> Task
Repeat, exactly and completely, the entries shown underneath.

> Data extract

▼

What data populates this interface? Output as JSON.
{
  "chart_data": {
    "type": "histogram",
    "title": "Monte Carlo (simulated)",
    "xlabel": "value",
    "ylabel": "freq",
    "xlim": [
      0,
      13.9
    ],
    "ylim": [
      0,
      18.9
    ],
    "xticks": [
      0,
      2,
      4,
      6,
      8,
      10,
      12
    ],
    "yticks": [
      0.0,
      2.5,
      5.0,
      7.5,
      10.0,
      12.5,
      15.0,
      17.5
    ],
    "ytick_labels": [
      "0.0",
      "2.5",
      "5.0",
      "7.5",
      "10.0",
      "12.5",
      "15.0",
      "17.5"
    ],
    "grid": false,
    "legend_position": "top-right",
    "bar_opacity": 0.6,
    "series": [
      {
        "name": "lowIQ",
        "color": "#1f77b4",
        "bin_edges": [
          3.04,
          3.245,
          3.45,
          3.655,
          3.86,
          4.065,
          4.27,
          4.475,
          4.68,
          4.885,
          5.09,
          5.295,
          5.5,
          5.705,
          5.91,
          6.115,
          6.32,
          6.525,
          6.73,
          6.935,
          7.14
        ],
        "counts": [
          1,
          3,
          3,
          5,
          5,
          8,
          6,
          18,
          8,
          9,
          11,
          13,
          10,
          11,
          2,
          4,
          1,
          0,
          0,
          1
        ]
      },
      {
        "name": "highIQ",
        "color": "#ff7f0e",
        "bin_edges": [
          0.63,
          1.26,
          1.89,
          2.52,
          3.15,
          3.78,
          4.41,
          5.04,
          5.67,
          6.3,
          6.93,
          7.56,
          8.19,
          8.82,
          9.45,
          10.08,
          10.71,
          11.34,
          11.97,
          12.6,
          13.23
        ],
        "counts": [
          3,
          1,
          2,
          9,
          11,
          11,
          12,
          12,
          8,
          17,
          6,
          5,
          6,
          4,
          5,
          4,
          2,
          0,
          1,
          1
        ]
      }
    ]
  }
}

▲

> Response
What data populates this interface? Output as JSON.
{
  "chart_data": {
    "type": "histogram",
    "title": "Monte Carlo (simulated)",
    "xlabel": "value",
    "ylabel": "freq",
    "xlim": [
      0,
      13.9
    ],
    "ylim": [
      0,
      18.9
    ],
    "xticks": [
      0,
      2,
      4,
      6,
      8,
      10,
      12
    ],
    "yticks": [
      0.0,
      2.5,
      5.0,
      7.5,
      10.0,
      12.5,
      15.0,
      17.5
    ],
    "ytick_labels": [
      "0.0",
      "2.5",
      "5.0",
      "7.5",
      "10.0",
      "12.5",
      "15.0",
      "17.5"
    ],
    "grid": false,
    "legend_position": "top-right",
    "bar_opacity": 0.6,
    "series": [
      {
        "name": "lowIQ",
        "color": "#1f77b4",
        "bin_edges": [
          3.04,
          3.245,
          3.45,
          3.655,
          3.86,
          4.065,
          4.27,
          4.475,
          4.68,
          4.885,
          5.09,
          5.295,
          5.5,
          5.705,
          5.91,
          6.115,
          6.32,
          6.525,
          6.73,
          6.935,
          7.14
        ],
        "counts": [
          1,
          3,
          3,
          5,
          5,
          8,
          6,
          18,
          8,
          9,
          11,
          13,
          10,
          11,
          2,
          4,
          1,
          0,
          0,
          1
        ]
      },
      {
        "name": "highIQ",
        "color": "#ff7f0e",
        "bin_edges": [
          0.63,
          1.26,
          1.89,
          2.52,
          3.15,
          3.78,
          4.41,
          5.04,
          5.67,
          6.3,
          6.93,
          7.56,
          8.19,
          8.82,
          9.45,
          10.08,
          10.71,
          11.34,
          11.97,
          12.6,
          13.23
        ],
        "counts": [
          3,
          1,
          2,
          9,
          11,
          11,
          12,
          12,
          8,
          17,
          6,
          5,
          6,
          4,
          5,
          4,
          2,
          0,
          1,
          1
        ]
      }
    ]
  }
}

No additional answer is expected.